(Collected data entries)
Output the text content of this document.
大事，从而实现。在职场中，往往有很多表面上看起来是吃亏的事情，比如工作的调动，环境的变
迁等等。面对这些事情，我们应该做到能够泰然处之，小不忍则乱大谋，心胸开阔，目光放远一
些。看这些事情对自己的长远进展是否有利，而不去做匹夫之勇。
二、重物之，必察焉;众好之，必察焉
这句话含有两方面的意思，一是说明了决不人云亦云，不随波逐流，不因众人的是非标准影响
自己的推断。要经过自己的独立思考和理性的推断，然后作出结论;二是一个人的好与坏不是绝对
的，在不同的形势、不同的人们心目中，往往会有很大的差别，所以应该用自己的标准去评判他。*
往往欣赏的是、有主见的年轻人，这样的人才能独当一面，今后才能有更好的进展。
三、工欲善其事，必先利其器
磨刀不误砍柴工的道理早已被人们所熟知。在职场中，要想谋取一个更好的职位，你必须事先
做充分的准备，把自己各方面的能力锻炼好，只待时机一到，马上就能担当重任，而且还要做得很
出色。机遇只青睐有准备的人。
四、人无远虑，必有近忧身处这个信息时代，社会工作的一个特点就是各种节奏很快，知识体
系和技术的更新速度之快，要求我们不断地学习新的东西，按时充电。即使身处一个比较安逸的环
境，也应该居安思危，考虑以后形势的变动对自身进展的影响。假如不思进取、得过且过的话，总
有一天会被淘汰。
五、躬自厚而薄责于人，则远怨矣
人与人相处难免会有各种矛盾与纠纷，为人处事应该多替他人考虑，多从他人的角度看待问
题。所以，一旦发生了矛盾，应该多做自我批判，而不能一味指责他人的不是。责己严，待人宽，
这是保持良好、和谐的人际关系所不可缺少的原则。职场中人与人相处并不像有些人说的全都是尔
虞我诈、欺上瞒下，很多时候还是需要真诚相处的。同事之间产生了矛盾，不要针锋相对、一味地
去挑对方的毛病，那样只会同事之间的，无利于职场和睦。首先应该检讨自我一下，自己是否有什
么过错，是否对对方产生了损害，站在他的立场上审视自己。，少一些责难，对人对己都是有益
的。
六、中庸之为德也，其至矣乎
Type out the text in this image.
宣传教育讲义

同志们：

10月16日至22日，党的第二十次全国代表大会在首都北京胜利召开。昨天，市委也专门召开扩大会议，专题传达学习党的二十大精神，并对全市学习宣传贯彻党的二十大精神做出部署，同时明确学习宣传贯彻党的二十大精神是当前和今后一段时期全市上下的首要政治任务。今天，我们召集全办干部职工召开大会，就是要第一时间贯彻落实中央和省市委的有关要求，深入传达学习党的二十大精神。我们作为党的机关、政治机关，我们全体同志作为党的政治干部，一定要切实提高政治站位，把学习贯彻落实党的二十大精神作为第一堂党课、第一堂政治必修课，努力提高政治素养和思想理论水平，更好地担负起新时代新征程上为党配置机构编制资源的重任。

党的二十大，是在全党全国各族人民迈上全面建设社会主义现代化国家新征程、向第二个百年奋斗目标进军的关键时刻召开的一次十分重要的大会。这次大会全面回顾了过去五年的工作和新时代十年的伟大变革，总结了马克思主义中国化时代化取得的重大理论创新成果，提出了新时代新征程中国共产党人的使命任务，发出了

__Problem statement__. All of the records must be repeated exactly.

__Task result__.
Output the text content of this document.
大事，从而实现。在职场中，往往有很多表面上看起来是吃亏的事情，比如工作的调动，环境的变
迁等等。面对这些事情，我们应该做到能够泰然处之，小不忍则乱大谋，心胸开阔，目光放远一
些。看这些事情对自己的长远进展是否有利，而不去做匹夫之勇。
二、重物之，必察焉;众好之，必察焉
这句话含有两方面的意思，一是说明了决不人云亦云，不随波逐流，不因众人的是非标准影响
自己的推断。要经过自己的独立思考和理性的推断，然后作出结论;二是一个人的好与坏不是绝对
的，在不同的形势、不同的人们心目中，往往会有很大的差别，所以应该用自己的标准去评判他。*
往往欣赏的是、有主见的年轻人，这样的人才能独当一面，今后才能有更好的进展。
三、工欲善其事，必先利其器
磨刀不误砍柴工的道理早已被人们所熟知。在职场中，要想谋取一个更好的职位，你必须事先
做充分的准备，把自己各方面的能力锻炼好，只待时机一到，马上就能担当重任，而且还要做得很
出色。机遇只青睐有准备的人。
四、人无远虑，必有近忧身处这个信息时代，社会工作的一个特点就是各种节奏很快，知识体
系和技术的更新速度之快，要求我们不断地学习新的东西，按时充电。即使身处一个比较安逸的环
境，也应该居安思危，考虑以后形势的变动对自身进展的影响。假如不思进取、得过且过的话，总
有一天会被淘汰。
五、躬自厚而薄责于人，则远怨矣
人与人相处难免会有各种矛盾与纠纷，为人处事应该多替他人考虑，多从他人的角度看待问
题。所以，一旦发生了矛盾，应该多做自我批判，而不能一味指责他人的不是。责己严，待人宽，
这是保持良好、和谐的人际关系所不可缺少的原则。职场中人与人相处并不像有些人说的全都是尔
虞我诈、欺上瞒下，很多时候还是需要真诚相处的。同事之间产生了矛盾，不要针锋相对、一味地
去挑对方的毛病，那样只会同事之间的，无利于职场和睦。首先应该检讨自我一下，自己是否有什
么过错，是否对对方产生了损害，站在他的立场上审视自己。，少一些责难，对人对己都是有益
的。
六、中庸之为德也，其至矣乎
Type out the text in this image.
宣传教育讲义

同志们：

10月16日至22日，党的第二十次全国代表大会在首都北京胜利召开。昨天，市委也专门召开扩大会议，专题传达学习党的二十大精神，并对全市学习宣传贯彻党的二十大精神做出部署，同时明确学习宣传贯彻党的二十大精神是当前和今后一段时期全市上下的首要政治任务。今天，我们召集全办干部职工召开大会，就是要第一时间贯彻落实中央和省市委的有关要求，深入传达学习党的二十大精神。我们作为党的机关、政治机关，我们全体同志作为党的政治干部，一定要切实提高政治站位，把学习贯彻落实党的二十大精神作为第一堂党课、第一堂政治必修课，努力提高政治素养和思想理论水平，更好地担负起新时代新征程上为党配置机构编制资源的重任。

党的二十大，是在全党全国各族人民迈上全面建设社会主义现代化国家新征程、向第二个百年奋斗目标进军的关键时刻召开的一次十分重要的大会。这次大会全面回顾了过去五年的工作和新时代十年的伟大变革，总结了马克思主义中国化时代化取得的重大理论创新成果，提出了新时代新征程中国共产党人的使命任务，发出了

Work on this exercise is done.